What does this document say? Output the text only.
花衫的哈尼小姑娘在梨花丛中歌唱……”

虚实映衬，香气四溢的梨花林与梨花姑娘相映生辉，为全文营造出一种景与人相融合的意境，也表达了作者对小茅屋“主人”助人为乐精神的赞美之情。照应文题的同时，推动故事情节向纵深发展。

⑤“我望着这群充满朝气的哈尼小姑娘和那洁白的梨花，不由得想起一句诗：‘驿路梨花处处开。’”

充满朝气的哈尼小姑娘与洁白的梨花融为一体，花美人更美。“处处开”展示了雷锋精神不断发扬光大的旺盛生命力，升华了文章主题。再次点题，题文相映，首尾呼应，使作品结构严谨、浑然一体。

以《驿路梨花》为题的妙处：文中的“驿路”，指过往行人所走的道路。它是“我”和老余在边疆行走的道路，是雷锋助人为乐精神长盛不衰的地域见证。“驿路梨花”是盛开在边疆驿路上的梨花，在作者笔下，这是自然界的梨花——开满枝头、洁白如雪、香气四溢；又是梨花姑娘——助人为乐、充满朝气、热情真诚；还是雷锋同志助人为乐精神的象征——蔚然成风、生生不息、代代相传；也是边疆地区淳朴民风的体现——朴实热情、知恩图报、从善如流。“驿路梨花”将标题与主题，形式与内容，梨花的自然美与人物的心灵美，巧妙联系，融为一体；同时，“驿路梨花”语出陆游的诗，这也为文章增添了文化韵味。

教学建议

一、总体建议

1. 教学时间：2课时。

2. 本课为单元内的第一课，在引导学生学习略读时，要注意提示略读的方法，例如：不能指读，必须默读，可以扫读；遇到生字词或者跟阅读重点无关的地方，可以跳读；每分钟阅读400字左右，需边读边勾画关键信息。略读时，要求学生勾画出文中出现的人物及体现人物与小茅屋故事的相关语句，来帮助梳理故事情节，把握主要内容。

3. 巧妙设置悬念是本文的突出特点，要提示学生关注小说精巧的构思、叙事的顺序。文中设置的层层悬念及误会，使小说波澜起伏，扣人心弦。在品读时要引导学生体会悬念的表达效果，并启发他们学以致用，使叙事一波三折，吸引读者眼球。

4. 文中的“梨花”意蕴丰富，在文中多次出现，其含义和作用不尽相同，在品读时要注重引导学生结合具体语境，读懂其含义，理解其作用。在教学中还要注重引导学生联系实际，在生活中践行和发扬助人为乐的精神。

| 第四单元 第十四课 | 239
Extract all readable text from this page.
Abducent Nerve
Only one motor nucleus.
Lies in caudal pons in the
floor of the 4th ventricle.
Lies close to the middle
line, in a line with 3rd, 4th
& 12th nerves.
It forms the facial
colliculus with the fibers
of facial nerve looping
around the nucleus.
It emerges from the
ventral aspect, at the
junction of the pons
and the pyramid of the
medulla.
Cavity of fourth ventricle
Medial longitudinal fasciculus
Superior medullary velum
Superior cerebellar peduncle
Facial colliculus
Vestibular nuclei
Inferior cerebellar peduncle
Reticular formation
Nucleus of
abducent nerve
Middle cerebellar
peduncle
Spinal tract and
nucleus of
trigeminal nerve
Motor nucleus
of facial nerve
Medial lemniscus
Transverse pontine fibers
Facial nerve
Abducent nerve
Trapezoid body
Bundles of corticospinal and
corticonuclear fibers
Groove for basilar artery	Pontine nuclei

· · ·

■ Set task
Track down the lines that include the word "fibers" and copy them.

■ Task answer
colliculus with the fibers
Transverse pontine fibers
corticonuclear fibers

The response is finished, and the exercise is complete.